GIVEN INSTRUCTION
Your answer should be a single number: the count of lines containing "diff".

RAW RECORDS
(begin)

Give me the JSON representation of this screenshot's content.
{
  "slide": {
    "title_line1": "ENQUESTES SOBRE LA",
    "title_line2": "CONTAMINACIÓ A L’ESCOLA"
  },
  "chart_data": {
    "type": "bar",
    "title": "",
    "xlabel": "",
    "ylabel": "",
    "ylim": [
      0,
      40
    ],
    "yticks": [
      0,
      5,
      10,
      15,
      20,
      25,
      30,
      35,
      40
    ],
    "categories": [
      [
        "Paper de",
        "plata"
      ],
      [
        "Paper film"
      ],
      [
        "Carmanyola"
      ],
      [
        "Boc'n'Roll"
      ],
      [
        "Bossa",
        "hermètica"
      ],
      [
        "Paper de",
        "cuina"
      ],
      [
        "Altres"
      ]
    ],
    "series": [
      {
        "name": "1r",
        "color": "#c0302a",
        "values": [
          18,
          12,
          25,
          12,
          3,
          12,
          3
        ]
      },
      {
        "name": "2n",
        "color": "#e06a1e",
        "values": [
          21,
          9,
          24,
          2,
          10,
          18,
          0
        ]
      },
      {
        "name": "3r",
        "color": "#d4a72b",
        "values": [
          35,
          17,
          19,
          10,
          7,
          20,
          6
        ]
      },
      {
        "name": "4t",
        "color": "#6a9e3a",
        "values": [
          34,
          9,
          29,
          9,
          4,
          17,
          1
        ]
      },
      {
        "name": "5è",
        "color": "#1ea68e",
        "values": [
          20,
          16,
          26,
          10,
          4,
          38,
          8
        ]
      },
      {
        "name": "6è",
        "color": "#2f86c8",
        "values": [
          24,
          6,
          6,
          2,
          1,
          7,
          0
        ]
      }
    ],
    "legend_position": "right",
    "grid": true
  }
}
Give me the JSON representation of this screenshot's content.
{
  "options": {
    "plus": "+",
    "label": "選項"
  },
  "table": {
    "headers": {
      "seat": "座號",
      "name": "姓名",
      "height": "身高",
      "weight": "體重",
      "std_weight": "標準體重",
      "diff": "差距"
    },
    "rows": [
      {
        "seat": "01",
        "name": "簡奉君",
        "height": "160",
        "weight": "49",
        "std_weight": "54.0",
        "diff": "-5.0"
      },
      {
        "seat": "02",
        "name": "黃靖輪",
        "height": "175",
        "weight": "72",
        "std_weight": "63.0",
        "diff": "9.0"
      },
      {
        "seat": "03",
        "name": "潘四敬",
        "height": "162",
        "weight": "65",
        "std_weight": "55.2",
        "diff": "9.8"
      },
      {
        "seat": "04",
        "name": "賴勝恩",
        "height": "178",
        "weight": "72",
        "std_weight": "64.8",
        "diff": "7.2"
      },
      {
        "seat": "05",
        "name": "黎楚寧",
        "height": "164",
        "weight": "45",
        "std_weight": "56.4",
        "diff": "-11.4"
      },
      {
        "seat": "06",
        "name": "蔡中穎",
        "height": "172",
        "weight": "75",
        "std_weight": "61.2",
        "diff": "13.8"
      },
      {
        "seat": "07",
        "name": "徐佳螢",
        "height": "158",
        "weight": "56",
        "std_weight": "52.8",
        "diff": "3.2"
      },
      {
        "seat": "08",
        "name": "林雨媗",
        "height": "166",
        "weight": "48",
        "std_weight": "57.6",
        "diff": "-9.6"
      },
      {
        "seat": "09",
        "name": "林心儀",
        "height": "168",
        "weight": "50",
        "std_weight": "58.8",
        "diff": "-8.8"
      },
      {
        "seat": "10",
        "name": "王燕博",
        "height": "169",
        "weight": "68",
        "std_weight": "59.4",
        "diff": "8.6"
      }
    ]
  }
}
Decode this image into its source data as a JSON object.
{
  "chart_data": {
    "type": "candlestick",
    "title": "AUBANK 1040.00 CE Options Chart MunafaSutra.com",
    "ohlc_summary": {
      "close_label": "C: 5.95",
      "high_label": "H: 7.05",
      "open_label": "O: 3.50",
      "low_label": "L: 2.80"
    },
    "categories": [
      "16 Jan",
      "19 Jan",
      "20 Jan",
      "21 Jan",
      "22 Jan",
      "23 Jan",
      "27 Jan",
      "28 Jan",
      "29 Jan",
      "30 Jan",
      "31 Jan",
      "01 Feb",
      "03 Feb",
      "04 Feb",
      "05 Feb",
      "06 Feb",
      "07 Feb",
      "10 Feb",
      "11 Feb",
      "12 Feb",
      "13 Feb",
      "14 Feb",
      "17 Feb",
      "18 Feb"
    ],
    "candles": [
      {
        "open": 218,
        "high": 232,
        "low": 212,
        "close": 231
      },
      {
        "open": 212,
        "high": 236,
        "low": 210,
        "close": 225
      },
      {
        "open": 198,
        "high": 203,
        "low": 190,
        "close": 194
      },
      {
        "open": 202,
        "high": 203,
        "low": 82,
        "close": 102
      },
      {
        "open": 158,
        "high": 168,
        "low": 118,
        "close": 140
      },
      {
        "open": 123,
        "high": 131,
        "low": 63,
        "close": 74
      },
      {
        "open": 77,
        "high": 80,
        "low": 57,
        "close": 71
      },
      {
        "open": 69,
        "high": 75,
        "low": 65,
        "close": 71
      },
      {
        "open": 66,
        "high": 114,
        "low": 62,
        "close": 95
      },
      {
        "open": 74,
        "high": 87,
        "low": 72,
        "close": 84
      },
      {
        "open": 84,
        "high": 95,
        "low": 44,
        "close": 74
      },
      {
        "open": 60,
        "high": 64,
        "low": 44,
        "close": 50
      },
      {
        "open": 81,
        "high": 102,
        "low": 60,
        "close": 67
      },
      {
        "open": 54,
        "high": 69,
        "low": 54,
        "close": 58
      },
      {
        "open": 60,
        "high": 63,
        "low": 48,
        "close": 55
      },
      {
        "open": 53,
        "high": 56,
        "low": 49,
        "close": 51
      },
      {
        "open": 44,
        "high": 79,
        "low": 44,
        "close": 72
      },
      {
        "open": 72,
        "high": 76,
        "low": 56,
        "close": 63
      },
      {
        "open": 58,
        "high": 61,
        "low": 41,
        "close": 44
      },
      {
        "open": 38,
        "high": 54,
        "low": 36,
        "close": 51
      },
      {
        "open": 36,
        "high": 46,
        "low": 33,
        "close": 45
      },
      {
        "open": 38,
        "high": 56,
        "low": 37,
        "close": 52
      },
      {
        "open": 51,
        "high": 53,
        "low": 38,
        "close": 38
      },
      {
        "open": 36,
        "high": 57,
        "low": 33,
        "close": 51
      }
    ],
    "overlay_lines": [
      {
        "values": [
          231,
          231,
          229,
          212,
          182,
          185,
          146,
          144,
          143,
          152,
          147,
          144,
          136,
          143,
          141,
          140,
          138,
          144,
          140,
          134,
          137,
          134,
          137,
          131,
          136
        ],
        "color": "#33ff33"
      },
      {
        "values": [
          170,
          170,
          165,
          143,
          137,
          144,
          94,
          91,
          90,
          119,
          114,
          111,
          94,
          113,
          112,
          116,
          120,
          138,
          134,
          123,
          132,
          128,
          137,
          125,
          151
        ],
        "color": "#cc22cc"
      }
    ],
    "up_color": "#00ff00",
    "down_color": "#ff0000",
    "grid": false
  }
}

(end)

WORKED SOLUTION
11